Task prompt » A word-for-word repetition of all the entries is needed.

··· Working data

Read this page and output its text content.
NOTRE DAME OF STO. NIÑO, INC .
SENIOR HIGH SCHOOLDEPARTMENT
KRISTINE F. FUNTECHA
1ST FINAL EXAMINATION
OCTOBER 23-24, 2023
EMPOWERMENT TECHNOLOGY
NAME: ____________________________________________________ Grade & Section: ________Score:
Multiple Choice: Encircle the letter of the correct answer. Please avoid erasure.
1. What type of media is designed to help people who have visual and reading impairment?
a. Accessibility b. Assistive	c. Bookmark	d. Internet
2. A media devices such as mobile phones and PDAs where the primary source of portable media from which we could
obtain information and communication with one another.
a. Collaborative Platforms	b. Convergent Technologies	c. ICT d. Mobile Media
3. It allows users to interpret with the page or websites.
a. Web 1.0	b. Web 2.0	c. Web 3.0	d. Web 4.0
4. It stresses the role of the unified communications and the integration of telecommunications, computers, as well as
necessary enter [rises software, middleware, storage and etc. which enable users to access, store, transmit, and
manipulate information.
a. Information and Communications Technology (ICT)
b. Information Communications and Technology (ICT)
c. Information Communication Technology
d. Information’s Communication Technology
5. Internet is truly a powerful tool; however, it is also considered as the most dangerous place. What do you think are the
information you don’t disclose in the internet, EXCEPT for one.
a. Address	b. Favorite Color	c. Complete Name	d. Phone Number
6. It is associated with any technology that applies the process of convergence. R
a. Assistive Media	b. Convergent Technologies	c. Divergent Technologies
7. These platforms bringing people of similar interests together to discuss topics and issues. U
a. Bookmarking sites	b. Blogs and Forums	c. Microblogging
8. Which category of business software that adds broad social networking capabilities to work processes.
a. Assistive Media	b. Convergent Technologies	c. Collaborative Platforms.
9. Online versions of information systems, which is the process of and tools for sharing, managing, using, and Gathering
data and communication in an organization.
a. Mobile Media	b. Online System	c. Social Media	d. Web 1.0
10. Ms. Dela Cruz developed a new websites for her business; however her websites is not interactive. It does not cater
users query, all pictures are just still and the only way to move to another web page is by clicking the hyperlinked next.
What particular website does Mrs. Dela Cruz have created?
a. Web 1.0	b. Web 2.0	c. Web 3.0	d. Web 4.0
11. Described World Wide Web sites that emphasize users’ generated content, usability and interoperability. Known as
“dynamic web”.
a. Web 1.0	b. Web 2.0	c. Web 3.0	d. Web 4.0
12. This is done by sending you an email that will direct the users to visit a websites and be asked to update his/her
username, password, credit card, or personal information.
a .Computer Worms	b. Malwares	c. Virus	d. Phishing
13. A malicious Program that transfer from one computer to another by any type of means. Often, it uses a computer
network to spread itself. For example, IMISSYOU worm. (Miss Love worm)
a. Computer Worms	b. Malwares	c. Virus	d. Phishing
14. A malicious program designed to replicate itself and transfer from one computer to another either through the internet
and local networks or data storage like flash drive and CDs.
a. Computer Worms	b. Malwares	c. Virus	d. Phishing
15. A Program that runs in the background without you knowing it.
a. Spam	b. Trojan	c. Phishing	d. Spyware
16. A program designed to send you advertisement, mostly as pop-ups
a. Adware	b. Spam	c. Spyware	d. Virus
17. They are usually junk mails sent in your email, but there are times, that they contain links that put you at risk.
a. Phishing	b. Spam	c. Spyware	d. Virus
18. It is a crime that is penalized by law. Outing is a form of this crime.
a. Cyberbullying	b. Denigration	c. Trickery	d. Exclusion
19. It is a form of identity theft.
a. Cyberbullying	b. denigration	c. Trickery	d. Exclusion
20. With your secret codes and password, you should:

······

Response to the exercise »
Read this page and output its text content.
NOTRE DAME OF STO. NIÑO, INC .
SENIOR HIGH SCHOOLDEPARTMENT
KRISTINE F. FUNTECHA
1ST FINAL EXAMINATION
OCTOBER 23-24, 2023
EMPOWERMENT TECHNOLOGY
NAME: ____________________________________________________ Grade & Section: ________Score:
Multiple Choice: Encircle the letter of the correct answer. Please avoid erasure.
1. What type of media is designed to help people who have visual and reading impairment?
a. Accessibility b. Assistive	c. Bookmark	d. Internet
2. A media devices such as mobile phones and PDAs where the primary source of portable media from which we could
obtain information and communication with one another.
a. Collaborative Platforms	b. Convergent Technologies	c. ICT d. Mobile Media
3. It allows users to interpret with the page or websites.
a. Web 1.0	b. Web 2.0	c. Web 3.0	d. Web 4.0
4. It stresses the role of the unified communications and the integration of telecommunications, computers, as well as
necessary enter [rises software, middleware, storage and etc. which enable users to access, store, transmit, and
manipulate information.
a. Information and Communications Technology (ICT)
b. Information Communications and Technology (ICT)
c. Information Communication Technology
d. Information’s Communication Technology
5. Internet is truly a powerful tool; however, it is also considered as the most dangerous place. What do you think are the
information you don’t disclose in the internet, EXCEPT for one.
a. Address	b. Favorite Color	c. Complete Name	d. Phone Number
6. It is associated with any technology that applies the process of convergence. R
a. Assistive Media	b. Convergent Technologies	c. Divergent Technologies
7. These platforms bringing people of similar interests together to discuss topics and issues. U
a. Bookmarking sites	b. Blogs and Forums	c. Microblogging
8. Which category of business software that adds broad social networking capabilities to work processes.
a. Assistive Media	b. Convergent Technologies	c. Collaborative Platforms.
9. Online versions of information systems, which is the process of and tools for sharing, managing, using, and Gathering
data and communication in an organization.
a. Mobile Media	b. Online System	c. Social Media	d. Web 1.0
10. Ms. Dela Cruz developed a new websites for her business; however her websites is not interactive. It does not cater
users query, all pictures are just still and the only way to move to another web page is by clicking the hyperlinked next.
What particular website does Mrs. Dela Cruz have created?
a. Web 1.0	b. Web 2.0	c. Web 3.0	d. Web 4.0
11. Described World Wide Web sites that emphasize users’ generated content, usability and interoperability. Known as
“dynamic web”.
a. Web 1.0	b. Web 2.0	c. Web 3.0	d. Web 4.0
12. This is done by sending you an email that will direct the users to visit a websites and be asked to update his/her
username, password, credit card, or personal information.
a .Computer Worms	b. Malwares	c. Virus	d. Phishing
13. A malicious Program that transfer from one computer to another by any type of means. Often, it uses a computer
network to spread itself. For example, IMISSYOU worm. (Miss Love worm)
a. Computer Worms	b. Malwares	c. Virus	d. Phishing
14. A malicious program designed to replicate itself and transfer from one computer to another either through the internet
and local networks or data storage like flash drive and CDs.
a. Computer Worms	b. Malwares	c. Virus	d. Phishing
15. A Program that runs in the background without you knowing it.
a. Spam	b. Trojan	c. Phishing	d. Spyware
16. A program designed to send you advertisement, mostly as pop-ups
a. Adware	b. Spam	c. Spyware	d. Virus
17. They are usually junk mails sent in your email, but there are times, that they contain links that put you at risk.
a. Phishing	b. Spam	c. Spyware	d. Virus
18. It is a crime that is penalized by law. Outing is a form of this crime.
a. Cyberbullying	b. Denigration	c. Trickery	d. Exclusion
19. It is a form of identity theft.
a. Cyberbullying	b. denigration	c. Trickery	d. Exclusion
20. With your secret codes and password, you should:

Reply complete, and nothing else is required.